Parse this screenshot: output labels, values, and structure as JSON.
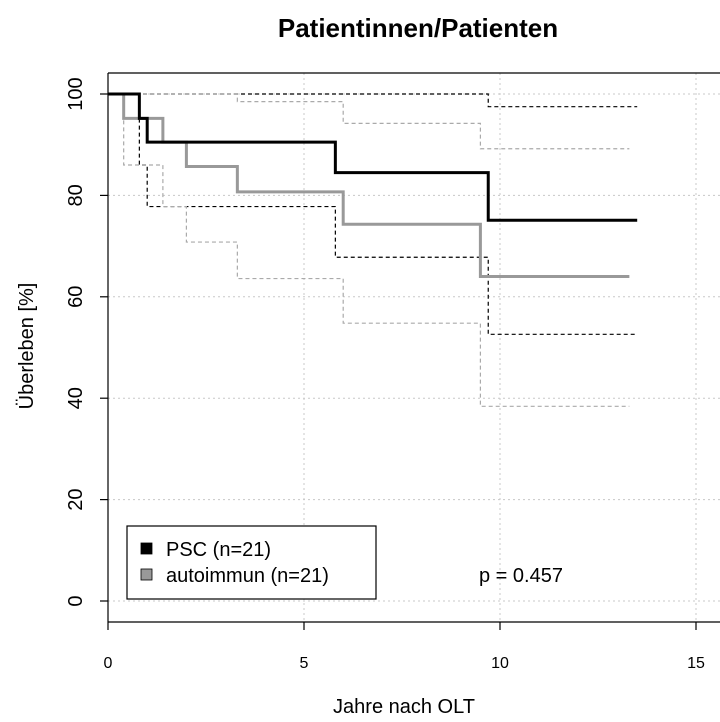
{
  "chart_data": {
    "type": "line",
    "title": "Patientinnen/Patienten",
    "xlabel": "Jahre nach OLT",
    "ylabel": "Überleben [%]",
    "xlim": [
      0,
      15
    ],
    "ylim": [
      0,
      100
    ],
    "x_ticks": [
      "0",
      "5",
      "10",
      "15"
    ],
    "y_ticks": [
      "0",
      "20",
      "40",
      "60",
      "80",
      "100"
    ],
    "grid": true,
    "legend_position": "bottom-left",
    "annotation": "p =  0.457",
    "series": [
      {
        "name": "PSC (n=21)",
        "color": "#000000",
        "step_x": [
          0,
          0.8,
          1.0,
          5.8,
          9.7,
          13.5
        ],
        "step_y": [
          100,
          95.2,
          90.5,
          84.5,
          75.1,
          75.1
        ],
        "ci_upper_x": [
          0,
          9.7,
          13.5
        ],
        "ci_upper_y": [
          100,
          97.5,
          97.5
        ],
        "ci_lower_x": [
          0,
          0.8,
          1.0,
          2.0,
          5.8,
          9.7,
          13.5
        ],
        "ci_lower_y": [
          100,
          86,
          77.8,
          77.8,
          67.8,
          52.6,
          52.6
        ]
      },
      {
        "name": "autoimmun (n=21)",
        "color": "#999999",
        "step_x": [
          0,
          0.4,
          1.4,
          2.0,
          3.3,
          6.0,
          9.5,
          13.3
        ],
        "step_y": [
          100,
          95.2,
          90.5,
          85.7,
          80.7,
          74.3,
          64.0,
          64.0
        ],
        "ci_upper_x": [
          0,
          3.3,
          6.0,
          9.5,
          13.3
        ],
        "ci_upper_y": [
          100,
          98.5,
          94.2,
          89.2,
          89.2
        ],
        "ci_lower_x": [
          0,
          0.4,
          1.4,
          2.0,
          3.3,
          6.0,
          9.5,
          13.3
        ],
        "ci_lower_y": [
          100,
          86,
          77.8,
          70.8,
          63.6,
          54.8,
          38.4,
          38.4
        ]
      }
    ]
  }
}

▸ THE EXERCISE
Omit the pictures. Transcribe every record exactly.

▸ COMPLETE ANSWER
Parse this screenshot: output labels, values, and structure as JSON.
{
  "chart_data": {
    "type": "line",
    "title": "Patientinnen/Patienten",
    "xlabel": "Jahre nach OLT",
    "ylabel": "Überleben [%]",
    "xlim": [
      0,
      15
    ],
    "ylim": [
      0,
      100
    ],
    "x_ticks": [
      "0",
      "5",
      "10",
      "15"
    ],
    "y_ticks": [
      "0",
      "20",
      "40",
      "60",
      "80",
      "100"
    ],
    "grid": true,
    "legend_position": "bottom-left",
    "annotation": "p =  0.457",
    "series": [
      {
        "name": "PSC (n=21)",
        "color": "#000000",
        "step_x": [
          0,
          0.8,
          1.0,
          5.8,
          9.7,
          13.5
        ],
        "step_y": [
          100,
          95.2,
          90.5,
          84.5,
          75.1,
          75.1
        ],
        "ci_upper_x": [
          0,
          9.7,
          13.5
        ],
        "ci_upper_y": [
          100,
          97.5,
          97.5
        ],
        "ci_lower_x": [
          0,
          0.8,
          1.0,
          2.0,
          5.8,
          9.7,
          13.5
        ],
        "ci_lower_y": [
          100,
          86,
          77.8,
          77.8,
          67.8,
          52.6,
          52.6
        ]
      },
      {
        "name": "autoimmun (n=21)",
        "color": "#999999",
        "step_x": [
          0,
          0.4,
          1.4,
          2.0,
          3.3,
          6.0,
          9.5,
          13.3
        ],
        "step_y": [
          100,
          95.2,
          90.5,
          85.7,
          80.7,
          74.3,
          64.0,
          64.0
        ],
        "ci_upper_x": [
          0,
          3.3,
          6.0,
          9.5,
          13.3
        ],
        "ci_upper_y": [
          100,
          98.5,
          94.2,
          89.2,
          89.2
        ],
        "ci_lower_x": [
          0,
          0.4,
          1.4,
          2.0,
          3.3,
          6.0,
          9.5,
          13.3
        ],
        "ci_lower_y": [
          100,
          86,
          77.8,
          70.8,
          63.6,
          54.8,
          38.4,
          38.4
        ]
      }
    ]
  }
}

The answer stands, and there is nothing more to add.